TASK OBJECTIVE
Isolate every line in the records below with "envelope" in it.

DATA PROVIDED
--

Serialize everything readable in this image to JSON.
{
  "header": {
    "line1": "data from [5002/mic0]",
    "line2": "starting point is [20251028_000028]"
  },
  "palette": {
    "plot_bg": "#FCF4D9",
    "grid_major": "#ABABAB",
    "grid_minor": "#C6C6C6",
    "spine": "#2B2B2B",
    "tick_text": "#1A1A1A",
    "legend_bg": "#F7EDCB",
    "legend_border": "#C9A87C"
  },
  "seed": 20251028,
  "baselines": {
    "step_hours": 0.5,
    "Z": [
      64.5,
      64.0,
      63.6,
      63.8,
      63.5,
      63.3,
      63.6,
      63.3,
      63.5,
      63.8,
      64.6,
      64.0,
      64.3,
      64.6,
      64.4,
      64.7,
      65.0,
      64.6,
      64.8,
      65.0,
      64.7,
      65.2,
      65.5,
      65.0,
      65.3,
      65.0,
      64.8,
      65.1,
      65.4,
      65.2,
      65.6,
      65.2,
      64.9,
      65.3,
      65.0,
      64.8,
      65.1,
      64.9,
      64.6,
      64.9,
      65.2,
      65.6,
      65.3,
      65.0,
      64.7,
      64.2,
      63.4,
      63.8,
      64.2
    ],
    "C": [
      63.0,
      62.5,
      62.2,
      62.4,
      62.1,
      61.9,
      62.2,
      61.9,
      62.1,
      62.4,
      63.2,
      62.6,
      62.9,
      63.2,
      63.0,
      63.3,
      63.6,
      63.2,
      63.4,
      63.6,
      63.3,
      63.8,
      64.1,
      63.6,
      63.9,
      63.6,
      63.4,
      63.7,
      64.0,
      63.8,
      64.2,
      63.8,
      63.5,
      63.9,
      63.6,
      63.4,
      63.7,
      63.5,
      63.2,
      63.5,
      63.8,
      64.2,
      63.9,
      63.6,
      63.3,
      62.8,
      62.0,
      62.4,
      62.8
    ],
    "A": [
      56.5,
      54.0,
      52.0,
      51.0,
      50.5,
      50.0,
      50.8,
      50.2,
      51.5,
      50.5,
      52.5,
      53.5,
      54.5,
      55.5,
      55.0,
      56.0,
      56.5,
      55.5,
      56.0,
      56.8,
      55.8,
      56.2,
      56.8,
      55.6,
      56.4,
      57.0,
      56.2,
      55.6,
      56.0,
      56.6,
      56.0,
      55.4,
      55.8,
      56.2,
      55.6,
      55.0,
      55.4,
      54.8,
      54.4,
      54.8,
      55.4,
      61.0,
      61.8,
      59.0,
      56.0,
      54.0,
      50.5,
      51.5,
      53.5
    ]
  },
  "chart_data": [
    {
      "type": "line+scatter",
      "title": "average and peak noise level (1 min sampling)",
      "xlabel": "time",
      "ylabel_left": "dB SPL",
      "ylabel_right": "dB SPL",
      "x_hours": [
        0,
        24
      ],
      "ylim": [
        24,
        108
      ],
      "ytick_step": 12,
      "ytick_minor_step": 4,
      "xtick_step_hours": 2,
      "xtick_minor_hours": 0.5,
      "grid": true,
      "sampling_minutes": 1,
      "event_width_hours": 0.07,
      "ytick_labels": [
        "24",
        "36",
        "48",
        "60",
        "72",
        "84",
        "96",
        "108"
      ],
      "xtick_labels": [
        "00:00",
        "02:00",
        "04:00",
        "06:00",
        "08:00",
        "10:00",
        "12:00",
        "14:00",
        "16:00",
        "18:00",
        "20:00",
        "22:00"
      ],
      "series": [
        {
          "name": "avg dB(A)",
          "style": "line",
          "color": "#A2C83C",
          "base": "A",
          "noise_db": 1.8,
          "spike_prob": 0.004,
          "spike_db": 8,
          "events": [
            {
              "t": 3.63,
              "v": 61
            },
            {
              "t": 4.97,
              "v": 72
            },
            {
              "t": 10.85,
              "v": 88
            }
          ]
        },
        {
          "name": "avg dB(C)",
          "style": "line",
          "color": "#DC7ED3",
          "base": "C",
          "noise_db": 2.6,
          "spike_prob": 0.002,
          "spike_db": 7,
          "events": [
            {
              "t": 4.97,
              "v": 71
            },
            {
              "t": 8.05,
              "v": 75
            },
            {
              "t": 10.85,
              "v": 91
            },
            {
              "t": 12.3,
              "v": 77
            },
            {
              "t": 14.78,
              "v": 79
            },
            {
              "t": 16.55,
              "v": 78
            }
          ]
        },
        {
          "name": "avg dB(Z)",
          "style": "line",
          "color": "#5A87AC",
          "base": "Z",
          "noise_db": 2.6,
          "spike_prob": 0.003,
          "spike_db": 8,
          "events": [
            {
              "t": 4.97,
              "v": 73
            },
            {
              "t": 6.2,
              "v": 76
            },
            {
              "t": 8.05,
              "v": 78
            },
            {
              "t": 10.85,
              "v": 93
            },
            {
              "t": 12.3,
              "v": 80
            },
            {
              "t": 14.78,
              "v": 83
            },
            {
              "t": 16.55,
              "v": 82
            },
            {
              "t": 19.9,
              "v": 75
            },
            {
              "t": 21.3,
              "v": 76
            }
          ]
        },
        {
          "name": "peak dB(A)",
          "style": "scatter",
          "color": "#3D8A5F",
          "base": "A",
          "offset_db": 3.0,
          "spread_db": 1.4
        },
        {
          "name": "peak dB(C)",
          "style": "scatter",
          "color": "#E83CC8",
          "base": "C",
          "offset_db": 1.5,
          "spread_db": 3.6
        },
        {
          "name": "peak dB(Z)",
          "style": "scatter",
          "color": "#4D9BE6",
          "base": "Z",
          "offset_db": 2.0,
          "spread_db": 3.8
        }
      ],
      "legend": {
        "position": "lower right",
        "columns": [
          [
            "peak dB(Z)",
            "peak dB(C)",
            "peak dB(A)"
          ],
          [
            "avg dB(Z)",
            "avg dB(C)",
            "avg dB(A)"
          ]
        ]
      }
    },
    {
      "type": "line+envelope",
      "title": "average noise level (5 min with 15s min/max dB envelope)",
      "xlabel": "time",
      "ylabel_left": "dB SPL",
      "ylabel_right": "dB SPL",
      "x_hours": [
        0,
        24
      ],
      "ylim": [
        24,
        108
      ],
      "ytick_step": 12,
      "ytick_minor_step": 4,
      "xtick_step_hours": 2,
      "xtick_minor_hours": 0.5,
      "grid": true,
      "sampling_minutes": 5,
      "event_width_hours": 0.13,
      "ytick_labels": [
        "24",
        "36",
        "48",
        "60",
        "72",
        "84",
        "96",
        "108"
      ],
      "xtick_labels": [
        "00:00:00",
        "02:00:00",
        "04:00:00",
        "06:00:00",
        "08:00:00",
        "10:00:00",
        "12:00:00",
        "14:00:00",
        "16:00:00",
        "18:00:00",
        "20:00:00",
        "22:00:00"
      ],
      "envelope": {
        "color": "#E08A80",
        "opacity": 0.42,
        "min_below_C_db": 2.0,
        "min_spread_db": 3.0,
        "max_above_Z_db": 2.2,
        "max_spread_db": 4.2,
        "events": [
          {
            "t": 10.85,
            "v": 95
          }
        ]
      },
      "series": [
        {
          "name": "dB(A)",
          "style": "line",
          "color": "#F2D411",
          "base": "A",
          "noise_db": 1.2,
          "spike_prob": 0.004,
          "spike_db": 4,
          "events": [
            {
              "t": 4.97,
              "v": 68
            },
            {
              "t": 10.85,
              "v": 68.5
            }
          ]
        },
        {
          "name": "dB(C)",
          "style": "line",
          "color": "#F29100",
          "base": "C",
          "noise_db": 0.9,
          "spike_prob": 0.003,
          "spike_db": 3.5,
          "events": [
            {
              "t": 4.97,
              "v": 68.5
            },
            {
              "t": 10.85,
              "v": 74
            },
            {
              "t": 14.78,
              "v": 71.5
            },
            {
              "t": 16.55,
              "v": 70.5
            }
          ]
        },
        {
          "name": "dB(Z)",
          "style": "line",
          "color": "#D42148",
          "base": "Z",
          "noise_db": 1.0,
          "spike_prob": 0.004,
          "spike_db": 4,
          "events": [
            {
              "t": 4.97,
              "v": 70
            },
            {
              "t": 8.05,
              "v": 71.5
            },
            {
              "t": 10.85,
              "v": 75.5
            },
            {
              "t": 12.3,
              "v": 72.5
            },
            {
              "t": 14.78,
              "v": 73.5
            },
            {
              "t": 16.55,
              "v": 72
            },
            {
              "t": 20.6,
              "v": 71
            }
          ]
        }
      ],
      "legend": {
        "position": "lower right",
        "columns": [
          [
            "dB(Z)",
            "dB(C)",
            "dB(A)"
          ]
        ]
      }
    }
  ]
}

--

COMPLETED EXERCISE
      "type": "line+envelope",
      "title": "average noise level (5 min with 15s min/max dB envelope)",
      "envelope": {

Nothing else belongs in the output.